Excerpt from a dataset:
========
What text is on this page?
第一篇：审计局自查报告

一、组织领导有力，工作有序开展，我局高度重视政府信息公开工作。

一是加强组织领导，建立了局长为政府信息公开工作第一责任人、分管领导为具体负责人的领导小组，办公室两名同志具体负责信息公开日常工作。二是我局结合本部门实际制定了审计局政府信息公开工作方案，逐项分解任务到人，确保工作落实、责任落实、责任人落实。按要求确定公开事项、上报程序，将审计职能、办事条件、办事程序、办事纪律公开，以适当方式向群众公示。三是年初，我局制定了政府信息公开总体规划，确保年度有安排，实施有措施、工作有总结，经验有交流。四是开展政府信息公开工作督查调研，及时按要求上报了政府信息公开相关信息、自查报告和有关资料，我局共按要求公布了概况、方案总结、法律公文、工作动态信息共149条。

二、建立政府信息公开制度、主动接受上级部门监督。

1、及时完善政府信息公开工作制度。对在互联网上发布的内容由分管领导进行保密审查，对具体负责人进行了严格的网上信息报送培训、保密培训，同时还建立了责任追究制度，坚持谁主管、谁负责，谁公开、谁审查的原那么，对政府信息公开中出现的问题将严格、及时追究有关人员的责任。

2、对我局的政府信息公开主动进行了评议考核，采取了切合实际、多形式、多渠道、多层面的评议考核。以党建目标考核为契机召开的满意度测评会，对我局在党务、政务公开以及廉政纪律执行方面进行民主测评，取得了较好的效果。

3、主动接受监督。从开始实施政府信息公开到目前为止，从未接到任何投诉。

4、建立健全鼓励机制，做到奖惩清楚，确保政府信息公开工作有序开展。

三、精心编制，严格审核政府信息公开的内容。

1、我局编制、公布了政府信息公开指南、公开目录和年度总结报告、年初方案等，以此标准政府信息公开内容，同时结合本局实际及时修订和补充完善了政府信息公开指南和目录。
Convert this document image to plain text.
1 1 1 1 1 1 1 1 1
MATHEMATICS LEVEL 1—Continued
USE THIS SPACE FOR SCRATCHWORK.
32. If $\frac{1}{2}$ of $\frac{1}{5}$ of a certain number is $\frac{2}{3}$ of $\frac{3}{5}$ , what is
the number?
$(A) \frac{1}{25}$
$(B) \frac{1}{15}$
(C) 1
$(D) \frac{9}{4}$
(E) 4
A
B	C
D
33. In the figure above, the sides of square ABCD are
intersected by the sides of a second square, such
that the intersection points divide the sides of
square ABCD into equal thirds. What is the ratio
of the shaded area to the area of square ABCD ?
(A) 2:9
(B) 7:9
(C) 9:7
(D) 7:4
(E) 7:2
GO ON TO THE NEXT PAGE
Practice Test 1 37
========
Set problem
Every line that holds the word "square" should be extracted.

Written response
33. In the figure above, the sides of square ABCD are
intersected by the sides of a second square, such
square ABCD into equal thirds. What is the ratio
of the shaded area to the area of square ABCD ?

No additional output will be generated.